— Problem to work on —
In the listing below, find every line with the string "name" and pull it out.

— Data for processing —
[start]

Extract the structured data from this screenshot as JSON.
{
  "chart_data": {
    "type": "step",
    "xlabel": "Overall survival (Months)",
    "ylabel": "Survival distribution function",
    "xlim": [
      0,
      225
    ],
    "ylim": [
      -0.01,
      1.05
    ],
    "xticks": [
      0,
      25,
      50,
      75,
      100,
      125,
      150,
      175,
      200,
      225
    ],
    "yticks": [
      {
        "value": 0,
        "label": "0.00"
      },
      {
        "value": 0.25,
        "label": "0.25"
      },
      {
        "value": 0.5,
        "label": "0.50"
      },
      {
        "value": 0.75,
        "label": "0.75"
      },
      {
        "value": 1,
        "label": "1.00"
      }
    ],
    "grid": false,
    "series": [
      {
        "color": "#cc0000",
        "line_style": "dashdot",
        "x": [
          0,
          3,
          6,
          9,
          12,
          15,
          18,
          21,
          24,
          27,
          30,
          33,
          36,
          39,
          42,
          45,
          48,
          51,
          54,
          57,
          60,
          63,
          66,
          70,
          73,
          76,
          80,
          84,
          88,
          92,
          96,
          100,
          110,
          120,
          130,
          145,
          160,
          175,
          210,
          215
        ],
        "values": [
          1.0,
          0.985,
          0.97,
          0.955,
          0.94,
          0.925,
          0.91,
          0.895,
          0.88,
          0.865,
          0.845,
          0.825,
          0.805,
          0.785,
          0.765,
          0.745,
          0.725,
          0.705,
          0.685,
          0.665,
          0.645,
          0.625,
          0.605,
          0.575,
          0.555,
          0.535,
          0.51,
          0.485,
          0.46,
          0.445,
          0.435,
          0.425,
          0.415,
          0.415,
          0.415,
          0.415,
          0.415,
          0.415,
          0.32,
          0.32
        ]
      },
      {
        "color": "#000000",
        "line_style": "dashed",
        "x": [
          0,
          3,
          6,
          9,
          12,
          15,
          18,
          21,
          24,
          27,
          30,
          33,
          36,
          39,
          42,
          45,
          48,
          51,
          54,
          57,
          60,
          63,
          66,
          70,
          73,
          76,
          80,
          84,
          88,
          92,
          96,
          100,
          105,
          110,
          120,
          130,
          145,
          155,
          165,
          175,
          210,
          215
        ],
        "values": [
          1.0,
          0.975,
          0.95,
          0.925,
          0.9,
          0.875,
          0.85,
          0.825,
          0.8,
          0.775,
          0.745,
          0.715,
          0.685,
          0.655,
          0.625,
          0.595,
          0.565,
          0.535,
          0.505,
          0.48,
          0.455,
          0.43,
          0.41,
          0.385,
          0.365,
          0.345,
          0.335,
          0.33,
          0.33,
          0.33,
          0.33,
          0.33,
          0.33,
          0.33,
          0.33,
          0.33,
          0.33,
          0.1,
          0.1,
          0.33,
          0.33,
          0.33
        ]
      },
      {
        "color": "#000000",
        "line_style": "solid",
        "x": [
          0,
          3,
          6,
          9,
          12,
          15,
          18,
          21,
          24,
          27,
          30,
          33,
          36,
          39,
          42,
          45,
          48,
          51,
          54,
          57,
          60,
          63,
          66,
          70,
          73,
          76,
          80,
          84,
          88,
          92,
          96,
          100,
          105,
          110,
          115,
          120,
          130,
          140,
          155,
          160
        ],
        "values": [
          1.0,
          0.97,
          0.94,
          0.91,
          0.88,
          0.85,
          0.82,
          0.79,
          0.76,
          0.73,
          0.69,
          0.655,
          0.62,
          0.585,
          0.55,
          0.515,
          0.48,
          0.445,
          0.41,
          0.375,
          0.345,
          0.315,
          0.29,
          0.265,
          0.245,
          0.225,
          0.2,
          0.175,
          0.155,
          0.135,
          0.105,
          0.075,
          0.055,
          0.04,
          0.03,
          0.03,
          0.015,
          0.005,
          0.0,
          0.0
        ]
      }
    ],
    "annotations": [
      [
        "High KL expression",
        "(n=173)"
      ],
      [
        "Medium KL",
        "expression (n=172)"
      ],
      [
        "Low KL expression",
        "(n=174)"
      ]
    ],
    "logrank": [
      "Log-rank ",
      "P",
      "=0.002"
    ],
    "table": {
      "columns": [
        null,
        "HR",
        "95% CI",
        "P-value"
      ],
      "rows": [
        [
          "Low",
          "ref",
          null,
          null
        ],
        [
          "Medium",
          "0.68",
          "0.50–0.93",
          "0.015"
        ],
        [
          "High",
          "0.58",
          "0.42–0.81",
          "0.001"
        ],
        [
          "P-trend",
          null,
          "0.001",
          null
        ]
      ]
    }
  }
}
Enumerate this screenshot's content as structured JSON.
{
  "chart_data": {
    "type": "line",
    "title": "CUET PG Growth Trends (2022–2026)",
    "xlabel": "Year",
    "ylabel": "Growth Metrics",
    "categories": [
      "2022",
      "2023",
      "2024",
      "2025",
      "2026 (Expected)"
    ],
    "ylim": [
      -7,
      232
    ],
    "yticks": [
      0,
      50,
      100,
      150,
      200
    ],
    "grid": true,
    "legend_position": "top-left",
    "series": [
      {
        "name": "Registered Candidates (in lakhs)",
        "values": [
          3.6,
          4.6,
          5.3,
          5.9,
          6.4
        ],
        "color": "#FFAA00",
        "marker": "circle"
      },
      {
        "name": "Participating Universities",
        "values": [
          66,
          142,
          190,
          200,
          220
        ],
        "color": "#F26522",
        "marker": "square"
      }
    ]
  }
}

[end]

— Written response —
        "name": "Registered Candidates (in lakhs)",
        "name": "Participating Universities",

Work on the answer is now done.